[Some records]

──────────────────────────────

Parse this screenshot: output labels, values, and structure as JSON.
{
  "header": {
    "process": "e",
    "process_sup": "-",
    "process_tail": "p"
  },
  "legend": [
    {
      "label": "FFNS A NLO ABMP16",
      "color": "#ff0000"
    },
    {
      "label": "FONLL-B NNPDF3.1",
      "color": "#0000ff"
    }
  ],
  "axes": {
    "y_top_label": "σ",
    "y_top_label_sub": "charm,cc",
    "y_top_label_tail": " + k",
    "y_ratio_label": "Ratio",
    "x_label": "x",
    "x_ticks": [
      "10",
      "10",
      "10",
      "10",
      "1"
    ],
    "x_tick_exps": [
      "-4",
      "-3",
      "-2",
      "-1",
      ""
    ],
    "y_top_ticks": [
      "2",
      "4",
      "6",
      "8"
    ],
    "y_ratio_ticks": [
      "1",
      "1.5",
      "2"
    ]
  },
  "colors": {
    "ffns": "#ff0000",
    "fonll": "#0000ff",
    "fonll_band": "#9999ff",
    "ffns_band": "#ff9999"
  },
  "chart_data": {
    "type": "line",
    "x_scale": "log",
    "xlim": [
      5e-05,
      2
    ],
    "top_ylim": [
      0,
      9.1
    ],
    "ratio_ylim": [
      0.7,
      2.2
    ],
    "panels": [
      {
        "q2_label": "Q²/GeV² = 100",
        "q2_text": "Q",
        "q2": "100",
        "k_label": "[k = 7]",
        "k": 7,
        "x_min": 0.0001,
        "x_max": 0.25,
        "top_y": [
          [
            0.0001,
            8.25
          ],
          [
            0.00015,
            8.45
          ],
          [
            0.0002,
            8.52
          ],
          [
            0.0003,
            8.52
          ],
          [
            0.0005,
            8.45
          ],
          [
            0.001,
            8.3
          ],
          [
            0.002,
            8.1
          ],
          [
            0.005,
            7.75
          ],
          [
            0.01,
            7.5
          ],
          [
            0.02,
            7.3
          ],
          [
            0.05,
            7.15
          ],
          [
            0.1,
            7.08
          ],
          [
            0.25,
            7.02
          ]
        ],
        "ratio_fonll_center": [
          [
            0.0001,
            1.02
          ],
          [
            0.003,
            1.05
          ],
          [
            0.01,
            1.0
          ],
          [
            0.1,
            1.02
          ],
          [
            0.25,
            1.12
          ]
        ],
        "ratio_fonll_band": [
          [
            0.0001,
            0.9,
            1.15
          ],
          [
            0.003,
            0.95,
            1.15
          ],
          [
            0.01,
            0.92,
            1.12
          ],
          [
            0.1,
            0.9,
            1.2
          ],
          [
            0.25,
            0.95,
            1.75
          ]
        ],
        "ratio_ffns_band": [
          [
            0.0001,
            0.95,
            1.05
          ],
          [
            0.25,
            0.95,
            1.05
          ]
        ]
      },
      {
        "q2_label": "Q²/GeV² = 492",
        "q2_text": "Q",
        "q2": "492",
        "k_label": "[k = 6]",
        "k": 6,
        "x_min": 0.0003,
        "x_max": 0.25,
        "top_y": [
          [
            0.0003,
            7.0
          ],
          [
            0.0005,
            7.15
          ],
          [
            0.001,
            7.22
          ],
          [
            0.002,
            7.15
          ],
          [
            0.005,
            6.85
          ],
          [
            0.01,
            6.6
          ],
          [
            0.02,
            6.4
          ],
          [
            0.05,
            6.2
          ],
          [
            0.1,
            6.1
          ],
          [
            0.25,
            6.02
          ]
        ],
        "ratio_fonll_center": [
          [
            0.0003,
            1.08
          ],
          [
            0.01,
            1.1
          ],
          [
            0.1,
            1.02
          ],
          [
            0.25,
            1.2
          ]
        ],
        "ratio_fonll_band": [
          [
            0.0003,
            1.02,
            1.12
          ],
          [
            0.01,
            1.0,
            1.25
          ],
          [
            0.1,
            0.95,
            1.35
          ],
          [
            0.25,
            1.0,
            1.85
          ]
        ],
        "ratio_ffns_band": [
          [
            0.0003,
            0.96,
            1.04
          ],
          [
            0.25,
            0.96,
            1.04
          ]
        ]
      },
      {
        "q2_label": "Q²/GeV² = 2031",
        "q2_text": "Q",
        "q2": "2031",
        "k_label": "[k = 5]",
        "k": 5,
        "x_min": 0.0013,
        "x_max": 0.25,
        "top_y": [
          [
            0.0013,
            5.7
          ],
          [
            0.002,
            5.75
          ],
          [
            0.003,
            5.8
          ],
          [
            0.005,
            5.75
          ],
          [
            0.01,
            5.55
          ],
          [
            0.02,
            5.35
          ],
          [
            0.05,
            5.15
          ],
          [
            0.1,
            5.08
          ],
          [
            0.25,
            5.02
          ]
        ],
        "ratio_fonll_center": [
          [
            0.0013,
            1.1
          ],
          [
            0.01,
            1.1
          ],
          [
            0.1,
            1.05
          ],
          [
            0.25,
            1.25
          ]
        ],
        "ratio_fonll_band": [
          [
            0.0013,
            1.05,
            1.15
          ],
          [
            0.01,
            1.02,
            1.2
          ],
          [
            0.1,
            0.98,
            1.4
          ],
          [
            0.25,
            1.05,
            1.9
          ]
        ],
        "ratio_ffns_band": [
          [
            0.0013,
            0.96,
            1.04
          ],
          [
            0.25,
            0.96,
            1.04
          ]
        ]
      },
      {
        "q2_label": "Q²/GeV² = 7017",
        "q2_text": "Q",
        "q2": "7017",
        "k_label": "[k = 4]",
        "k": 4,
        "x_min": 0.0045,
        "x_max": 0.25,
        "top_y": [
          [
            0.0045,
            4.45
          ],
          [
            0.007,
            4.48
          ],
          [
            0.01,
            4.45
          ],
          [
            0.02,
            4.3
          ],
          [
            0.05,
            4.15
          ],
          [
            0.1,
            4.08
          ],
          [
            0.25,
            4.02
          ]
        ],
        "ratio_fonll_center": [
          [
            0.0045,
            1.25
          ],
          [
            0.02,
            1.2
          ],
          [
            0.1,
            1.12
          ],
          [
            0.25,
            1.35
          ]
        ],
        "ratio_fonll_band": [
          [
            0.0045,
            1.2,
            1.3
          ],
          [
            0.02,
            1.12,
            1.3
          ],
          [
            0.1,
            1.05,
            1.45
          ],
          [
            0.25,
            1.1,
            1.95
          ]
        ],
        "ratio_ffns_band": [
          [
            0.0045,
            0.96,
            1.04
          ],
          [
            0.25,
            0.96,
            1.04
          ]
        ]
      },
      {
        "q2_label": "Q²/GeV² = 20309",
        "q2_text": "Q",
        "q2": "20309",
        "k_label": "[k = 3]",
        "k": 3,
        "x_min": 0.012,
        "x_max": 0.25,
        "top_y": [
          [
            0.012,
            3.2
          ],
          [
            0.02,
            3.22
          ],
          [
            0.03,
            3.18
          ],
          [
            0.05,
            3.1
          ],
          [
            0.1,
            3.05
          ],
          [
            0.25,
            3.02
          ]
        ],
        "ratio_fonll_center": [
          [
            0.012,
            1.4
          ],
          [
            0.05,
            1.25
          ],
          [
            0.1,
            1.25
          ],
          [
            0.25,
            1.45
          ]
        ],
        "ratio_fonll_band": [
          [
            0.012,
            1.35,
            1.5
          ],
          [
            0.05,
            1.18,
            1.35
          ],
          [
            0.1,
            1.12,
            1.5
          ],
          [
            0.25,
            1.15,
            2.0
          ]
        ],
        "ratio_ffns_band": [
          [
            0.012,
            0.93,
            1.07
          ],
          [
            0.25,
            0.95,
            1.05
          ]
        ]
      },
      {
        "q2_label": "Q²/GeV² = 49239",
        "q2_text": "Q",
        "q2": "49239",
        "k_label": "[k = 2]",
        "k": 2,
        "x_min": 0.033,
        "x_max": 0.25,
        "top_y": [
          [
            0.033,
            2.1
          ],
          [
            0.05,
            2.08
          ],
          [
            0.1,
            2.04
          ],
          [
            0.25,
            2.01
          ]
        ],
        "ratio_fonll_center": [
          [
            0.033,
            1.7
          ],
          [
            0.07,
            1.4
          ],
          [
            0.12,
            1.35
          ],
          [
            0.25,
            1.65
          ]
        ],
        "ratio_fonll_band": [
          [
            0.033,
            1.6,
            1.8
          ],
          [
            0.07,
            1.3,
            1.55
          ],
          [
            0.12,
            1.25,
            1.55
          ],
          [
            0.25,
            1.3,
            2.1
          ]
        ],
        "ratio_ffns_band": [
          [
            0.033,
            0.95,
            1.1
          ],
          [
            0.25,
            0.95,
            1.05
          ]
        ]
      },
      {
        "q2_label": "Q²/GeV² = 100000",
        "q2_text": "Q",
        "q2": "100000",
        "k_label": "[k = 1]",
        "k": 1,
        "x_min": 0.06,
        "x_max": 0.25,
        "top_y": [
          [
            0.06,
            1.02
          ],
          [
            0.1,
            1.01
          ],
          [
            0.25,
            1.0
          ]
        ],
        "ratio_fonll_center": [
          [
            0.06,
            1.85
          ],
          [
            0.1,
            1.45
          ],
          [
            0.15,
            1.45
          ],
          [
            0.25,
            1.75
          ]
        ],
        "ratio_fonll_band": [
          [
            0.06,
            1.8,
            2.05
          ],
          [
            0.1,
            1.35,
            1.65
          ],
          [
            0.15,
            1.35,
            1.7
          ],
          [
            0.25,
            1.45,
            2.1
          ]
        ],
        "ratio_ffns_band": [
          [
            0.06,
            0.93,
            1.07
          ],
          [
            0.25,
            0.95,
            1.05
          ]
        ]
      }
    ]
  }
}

──────────────────────────────

Check each line of the records for "GeV²" and copy the ones that contain it.

WRITTEN REPLY:
        "q2_label": "Q²/GeV² = 100",
        "q2_label": "Q²/GeV² = 492",
        "q2_label": "Q²/GeV² = 2031",
        "q2_label": "Q²/GeV² = 7017",
        "q2_label": "Q²/GeV² = 20309",
        "q2_label": "Q²/GeV² = 49239",
        "q2_label": "Q²/GeV² = 100000",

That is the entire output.